+++ Passage provided

In fact, the environment might not matter that much. Many people turn on closed captioning by default these days to comfortably follow along in the video. Perhaps the spoken language isn’t their native language, or perhaps they aren’t quite familiar with the accent of some speakers, or maybe they don’t have headphones nearby, don’t want to use them, or can’t use them. In short, closed captions are better for everybody and they increase ROI and audience.
Just a decade ago, closed captioning would be difficult to come by on the web. Yet, today it’s almost unimaginable to have a public video produced without proper captioning in place. And it doesn’t seem like a particularly complicated task. Isn’t it basically just text flowing over lines, with a few time stamps in between?
Well, it doesn’t have to be. With captions, we can embed a lot of contextual details that are somehow lost between the lines when translated from audio to text — be it sarcasm, music information, synthetic voice, background noise, or unexpected interruptions. But first, we need to talk about how subtitles and captions are different.
Pssst! This article is part of our ongoing series on design patterns. It’s also a part of Smart Interface Design Patterns 🍣 and is available in the live UX training as well.

++++++
+++ Records for this exercise

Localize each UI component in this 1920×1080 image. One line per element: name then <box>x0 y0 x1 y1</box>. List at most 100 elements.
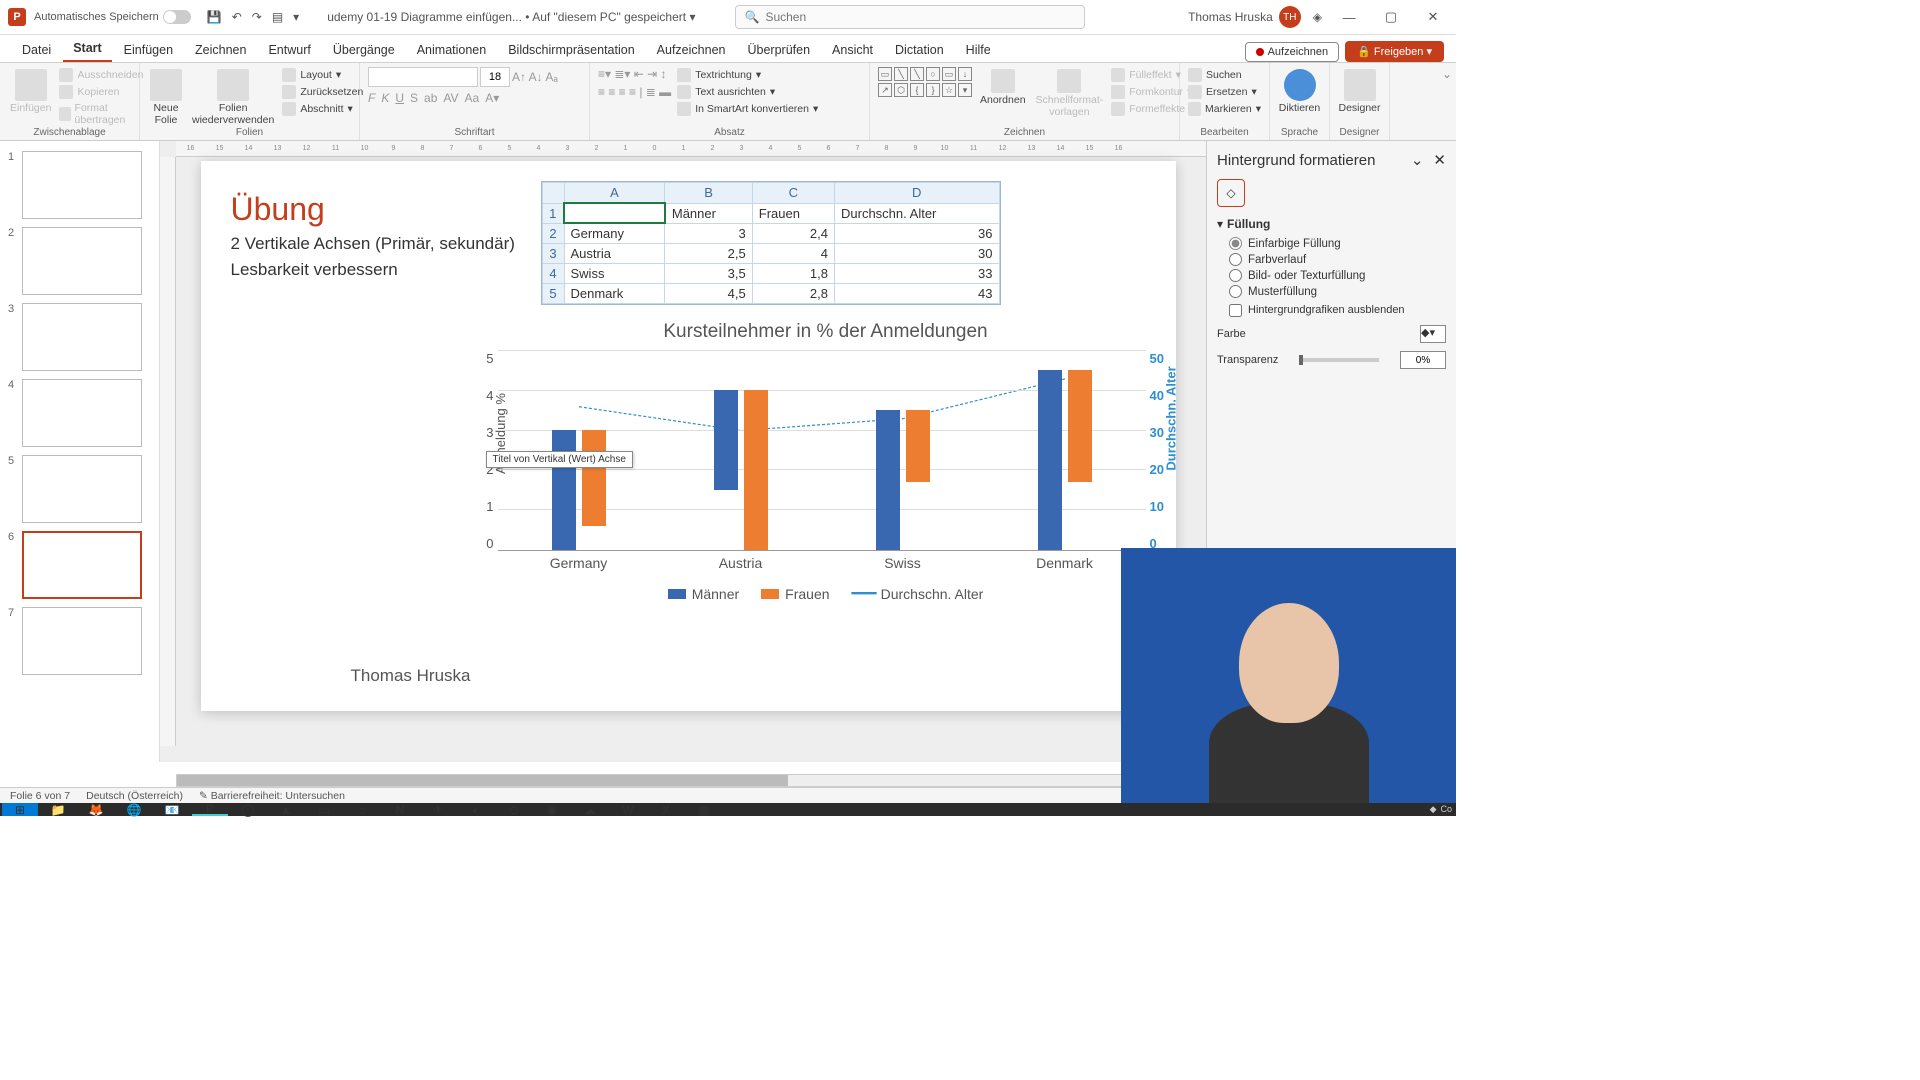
undo-icon[interactable]: ↶ <box>232 10 242 24</box>
font-color-button[interactable]: A▾ <box>485 91 499 105</box>
tab-start[interactable]: Start <box>63 36 111 62</box>
tab-einfügen[interactable]: Einfügen <box>114 38 183 62</box>
hide-bg-graphics-checkbox[interactable]: Hintergrundgrafiken ausblenden <box>1229 304 1446 317</box>
tab-datei[interactable]: Datei <box>12 38 61 62</box>
app-icon-7[interactable]: ◉ <box>534 803 570 816</box>
tab-animationen[interactable]: Animationen <box>407 38 497 62</box>
slide-editor[interactable]: 1615141312111098765432101234567891011121… <box>160 141 1206 762</box>
app-icon-9[interactable]: ▦ <box>686 803 722 816</box>
telegram-icon[interactable]: ✈ <box>420 803 456 816</box>
app-icon-6[interactable]: ⊙ <box>496 803 532 816</box>
save-icon[interactable]: 💾 <box>207 10 222 24</box>
app-icon-3[interactable]: ▭ <box>306 803 342 816</box>
author-text[interactable]: Thomas Hruska <box>351 666 471 686</box>
excel-icon[interactable]: X <box>648 803 684 816</box>
minimize-button[interactable]: — <box>1334 10 1364 25</box>
autosave-toggle[interactable]: Automatisches Speichern <box>34 10 191 24</box>
bold-button[interactable]: F <box>368 91 375 105</box>
present-icon[interactable]: ▤ <box>272 10 283 24</box>
thumbnail-1[interactable] <box>22 151 142 219</box>
thumbnail-5[interactable] <box>22 455 142 523</box>
dictate-button[interactable]: Diktieren <box>1278 67 1321 117</box>
firefox-icon[interactable]: 🦊 <box>78 803 114 816</box>
reset-button[interactable]: Zurücksetzen <box>282 84 363 100</box>
app-icon-5[interactable]: ◐ <box>458 803 494 816</box>
replace-button[interactable]: Ersetzen ▾ <box>1188 84 1261 100</box>
thumbnail-3[interactable] <box>22 303 142 371</box>
language-status[interactable]: Deutsch (Österreich) <box>86 790 183 802</box>
search-box[interactable]: 🔍 <box>735 5 1085 29</box>
qat-more-icon[interactable]: ▾ <box>293 10 299 24</box>
tab-übergänge[interactable]: Übergänge <box>323 38 405 62</box>
close-button[interactable]: ✕ <box>1418 9 1448 25</box>
pane-close-icon[interactable]: ✕ <box>1433 151 1446 169</box>
designer-button[interactable]: Designer <box>1338 67 1381 117</box>
section-button[interactable]: Abschnitt ▾ <box>282 101 363 117</box>
text-direction-button[interactable]: Textrichtung ▾ <box>677 67 818 83</box>
app-icon-2[interactable]: ▲ <box>268 803 304 816</box>
user-account[interactable]: Thomas Hruska TH <box>1188 6 1301 28</box>
strike-button[interactable]: S <box>410 91 418 105</box>
underline-button[interactable]: U <box>395 91 404 105</box>
transparency-slider[interactable] <box>1299 358 1379 362</box>
explorer-icon[interactable]: 📁 <box>40 803 76 816</box>
thumbnail-7[interactable] <box>22 607 142 675</box>
pane-dropdown-icon[interactable]: ⌄ <box>1411 151 1424 169</box>
tab-überprüfen[interactable]: Überprüfen <box>737 38 820 62</box>
tab-bildschirmpräsentation[interactable]: Bildschirmpräsentation <box>498 38 644 62</box>
quick-styles-button[interactable]: Schnellformat-vorlagen <box>1034 67 1106 120</box>
accessibility-status[interactable]: ✎ Barrierefreiheit: Untersuchen <box>199 790 345 802</box>
tab-entwurf[interactable]: Entwurf <box>258 38 320 62</box>
fill-option-0[interactable]: Einfarbige Füllung <box>1229 237 1446 250</box>
app-icon-8[interactable]: ☁ <box>572 803 608 816</box>
tab-dictation[interactable]: Dictation <box>885 38 954 62</box>
fill-section[interactable]: ▾ Füllung <box>1217 217 1446 231</box>
embedded-data-table[interactable]: ABCD1MännerFrauenDurchschn. Alter2German… <box>541 181 1001 305</box>
smartart-button[interactable]: In SmartArt konvertieren ▾ <box>677 101 818 117</box>
powerpoint-icon[interactable]: P <box>192 803 228 816</box>
horizontal-scrollbar[interactable] <box>176 774 1196 787</box>
tab-aufzeichnen[interactable]: Aufzeichnen <box>647 38 736 62</box>
thumbnail-2[interactable] <box>22 227 142 295</box>
find-button[interactable]: Suchen <box>1188 67 1261 83</box>
thumbnail-4[interactable] <box>22 379 142 447</box>
thumbnail-6[interactable] <box>22 531 142 599</box>
italic-button[interactable]: K <box>381 91 389 105</box>
layout-button[interactable]: Layout ▾ <box>282 67 363 83</box>
outlook-icon[interactable]: 📧 <box>154 803 190 816</box>
fill-option-3[interactable]: Musterfüllung <box>1229 285 1446 298</box>
select-button[interactable]: Markieren ▾ <box>1188 101 1261 117</box>
align-text-button[interactable]: Text ausrichten ▾ <box>677 84 818 100</box>
ribbon-collapse-button[interactable]: ⌄ <box>1438 63 1456 140</box>
font-family-select[interactable] <box>368 67 478 87</box>
paste-button[interactable]: Einfügen <box>8 67 53 117</box>
fill-option-1[interactable]: Farbverlauf <box>1229 253 1446 266</box>
tab-zeichnen[interactable]: Zeichnen <box>185 38 256 62</box>
word-icon[interactable]: W <box>610 803 646 816</box>
maximize-button[interactable]: ▢ <box>1376 9 1406 25</box>
shapes-gallery[interactable]: ▭╲╲○▭↓ ↗⬡{}☆▾ <box>878 67 972 97</box>
slide-counter[interactable]: Folie 6 von 7 <box>10 790 70 802</box>
chart[interactable]: Kursteilnehmer in % der Anmeldungen Anme… <box>476 321 1176 621</box>
system-tray[interactable]: ◆Co <box>1430 804 1456 815</box>
slide-canvas[interactable]: Übung 2 Vertikale Achsen (Primär, sekund… <box>201 161 1176 711</box>
new-slide-button[interactable]: Neue Folie <box>148 67 184 128</box>
search-input[interactable] <box>765 10 1076 24</box>
chrome-icon[interactable]: 🌐 <box>116 803 152 816</box>
font-size-select[interactable] <box>480 67 510 87</box>
document-title[interactable]: udemy 01-19 Diagramme einfügen... • Auf … <box>327 10 695 24</box>
tab-ansicht[interactable]: Ansicht <box>822 38 883 62</box>
share-button[interactable]: 🔒 Freigeben ▾ <box>1345 41 1444 62</box>
redo-icon[interactable]: ↷ <box>252 10 262 24</box>
copy-button[interactable]: Kopieren <box>59 84 143 100</box>
record-button[interactable]: Aufzeichnen <box>1245 42 1340 62</box>
reuse-slides-button[interactable]: Folien wiederverwenden <box>190 67 276 128</box>
arrange-button[interactable]: Anordnen <box>978 67 1028 109</box>
transparency-input[interactable] <box>1400 351 1446 369</box>
color-picker-button[interactable]: ◆▾ <box>1420 325 1446 343</box>
app-icon-1[interactable]: ◯ <box>230 803 266 816</box>
diamond-icon[interactable]: ◈ <box>1313 10 1322 24</box>
format-painter-button[interactable]: Format übertragen <box>59 101 143 127</box>
tab-hilfe[interactable]: Hilfe <box>956 38 1001 62</box>
fill-tab-icon[interactable]: ◇ <box>1217 179 1245 207</box>
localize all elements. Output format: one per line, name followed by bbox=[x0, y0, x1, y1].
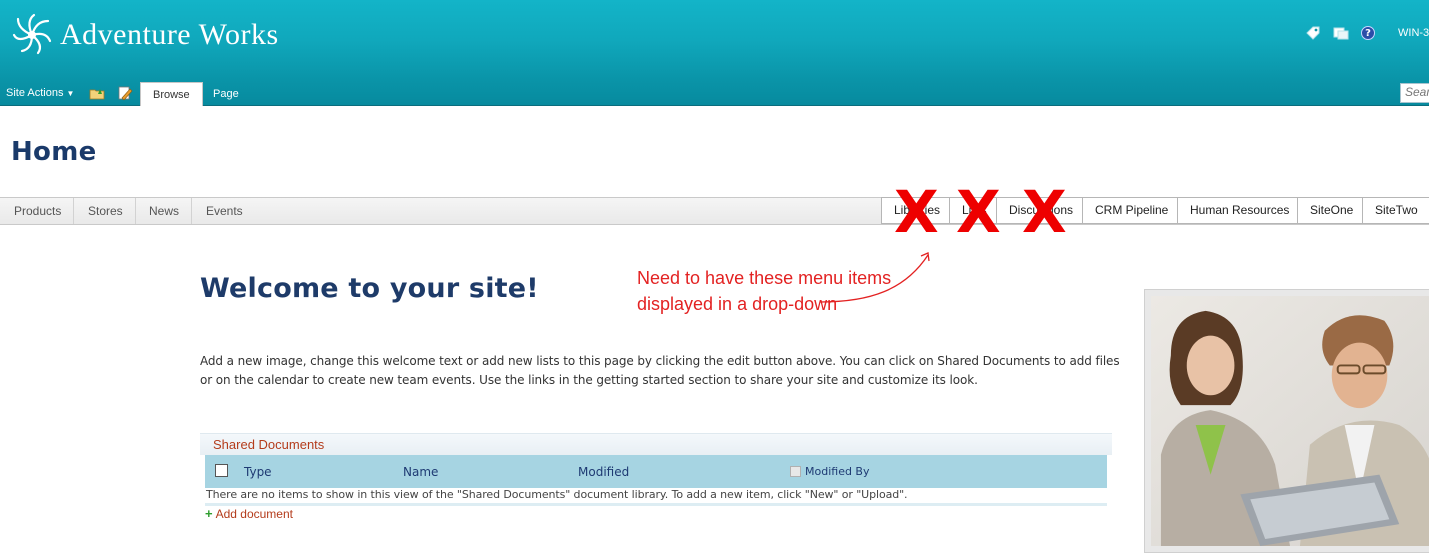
add-document-link[interactable]: + Add document bbox=[205, 506, 293, 521]
column-header-modified[interactable]: Modified bbox=[578, 465, 629, 479]
site-image-frame bbox=[1144, 289, 1429, 553]
tab-browse[interactable]: Browse bbox=[140, 82, 203, 106]
notes-icon[interactable] bbox=[1333, 25, 1349, 41]
modified-by-checkbox bbox=[790, 466, 801, 477]
site-actions-label: Site Actions bbox=[6, 87, 64, 99]
nav-item-crm-pipeline[interactable]: CRM Pipeline bbox=[1082, 197, 1181, 224]
nav-item-siteone[interactable]: SiteOne bbox=[1297, 197, 1366, 224]
add-icon: + bbox=[205, 506, 213, 521]
search-input[interactable]: Search bbox=[1400, 83, 1429, 103]
tag-icon[interactable] bbox=[1305, 25, 1321, 41]
empty-list-message: There are no items to show in this view … bbox=[206, 488, 908, 501]
shared-documents-title[interactable]: Shared Documents bbox=[200, 433, 1112, 455]
column-header-name[interactable]: Name bbox=[403, 465, 438, 479]
help-icon[interactable]: ? bbox=[1361, 26, 1375, 40]
add-document-label: Add document bbox=[215, 507, 293, 521]
nav-item-news[interactable]: News bbox=[137, 198, 193, 224]
tab-page[interactable]: Page bbox=[201, 82, 251, 106]
welcome-text: Add a new image, change this welcome tex… bbox=[200, 354, 1120, 387]
nav-item-libraries[interactable]: Libraries bbox=[881, 197, 953, 224]
nav-item-stores[interactable]: Stores bbox=[76, 198, 136, 224]
nav-item-human-resources[interactable]: Human Resources bbox=[1177, 197, 1302, 224]
column-header-type[interactable]: Type bbox=[244, 465, 272, 479]
adventure-works-logo-icon[interactable] bbox=[10, 13, 54, 57]
site-actions-menu[interactable]: Site Actions ▼ bbox=[6, 87, 74, 99]
edit-page-icon[interactable] bbox=[117, 85, 133, 101]
column-header-modified-by[interactable]: Modified By bbox=[805, 465, 870, 478]
user-menu[interactable]: WIN-3 bbox=[1398, 27, 1429, 39]
chevron-down-icon: ▼ bbox=[66, 89, 75, 98]
nav-item-events[interactable]: Events bbox=[194, 198, 255, 224]
nav-item-lists[interactable]: Lists bbox=[949, 197, 999, 224]
page-title: Home bbox=[11, 137, 97, 167]
annotation-arrow-icon bbox=[819, 252, 930, 303]
nav-item-products[interactable]: Products bbox=[2, 198, 75, 224]
team-photo-image bbox=[1151, 296, 1429, 546]
list-footer bbox=[205, 503, 1107, 506]
top-navigation-bar: Products Stores News Events Libraries Li… bbox=[0, 197, 1429, 225]
navigate-up-icon[interactable] bbox=[89, 85, 105, 101]
site-banner: Adventure Works ? WIN-3 Site Actions ▼ Br… bbox=[0, 0, 1429, 106]
nav-item-discussions[interactable]: Discussions bbox=[996, 197, 1086, 224]
welcome-heading: Welcome to your site! bbox=[200, 273, 539, 304]
site-title[interactable]: Adventure Works bbox=[60, 18, 279, 52]
top-toolbar: ? bbox=[1305, 25, 1375, 41]
document-list-header: Type Name Modified Modified By bbox=[205, 455, 1107, 488]
nav-item-sitetwo[interactable]: SiteTwo bbox=[1362, 197, 1429, 224]
select-all-checkbox[interactable] bbox=[215, 464, 228, 477]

++++++

Jobs |
(1) Can you repeat every line of the entries from the one containing "undo-icon[interactable]: ↶ <box>232" down to the one containing "author-text[interactable]: Thomas Hruska", including both of those lines?
(2) Could you finish out the next part of the passage on closed captioning?
The passage on closed captioning and the entries come from separate, unrelated sources.

Expected responses |
(1)
undo-icon[interactable]: ↶ <box>232 10 242 24</box>
font-color-button[interactable]: A▾ <box>485 91 499 105</box>
tab-start[interactable]: Start <box>63 36 111 62</box>
tab-einfügen[interactable]: Einfügen <box>114 38 183 62</box>
hide-bg-graphics-checkbox[interactable]: Hintergrundgrafiken ausblenden <box>1229 304 1446 317</box>
tab-datei[interactable]: Datei <box>12 38 61 62</box>
app-icon-7[interactable]: ◉ <box>534 803 570 816</box>
tab-animationen[interactable]: Animationen <box>407 38 497 62</box>
slide-editor[interactable]: 1615141312111098765432101234567891011121… <box>160 141 1206 762</box>
app-icon-9[interactable]: ▦ <box>686 803 722 816</box>
telegram-icon[interactable]: ✈ <box>420 803 456 816</box>
app-icon-6[interactable]: ⊙ <box>496 803 532 816</box>
save-icon[interactable]: 💾 <box>207 10 222 24</box>
app-icon-3[interactable]: ▭ <box>306 803 342 816</box>
author-text[interactable]: Thomas Hruska <box>351 666 471 686</box>

(2)
Subtitles vs. Captions
At the first glance, subtitles and captions might appear to be the same. In the end, it’s all about conveying information in a textual way. However, as kindly pointed out by Svetlana Kouznetsova in her book an audio accessibility, they aren’t really interchangeable.
Accordion to Svetlana,
Captions are considered as part of accessibility and designed for deaf people to access aural information in the same language with accessibility elements such as speaker identifications, sound descriptions etc.
Subtitles, on another hand, are considered as part of internationalization (not accessibility) and designed as a translation from one spoken language to another written language for hearing people who don’t understand the original language.
While captions are designed for people with hearing difficulties, subtitles are designed to support hearing people who might not understand the original language. They often lack speaker IDs and sound descriptions and consequently, subtitles aren’t necessarily accessible.
In this article, we focus both on subtitles and captions, with some general guidelines of how we can improve both. Our journey starts with a general conversation about design conventions for subtitles.
Subtitles Formatting and Design Conventions
Fortunately, there are already golden rules of transcription, best practices as well as an established visual language for closed captions and subtitles. When we want to indicate any subtle changes in the background, emphasis on specific words, whispering, or a short pause, we can rely on simple text formatting rules in subtitles to communicate it.
Gareth Ford Williams has put together a visual language of closed captions and has kindly provided a PDF cheatsheet that is commonly used by professional captioners.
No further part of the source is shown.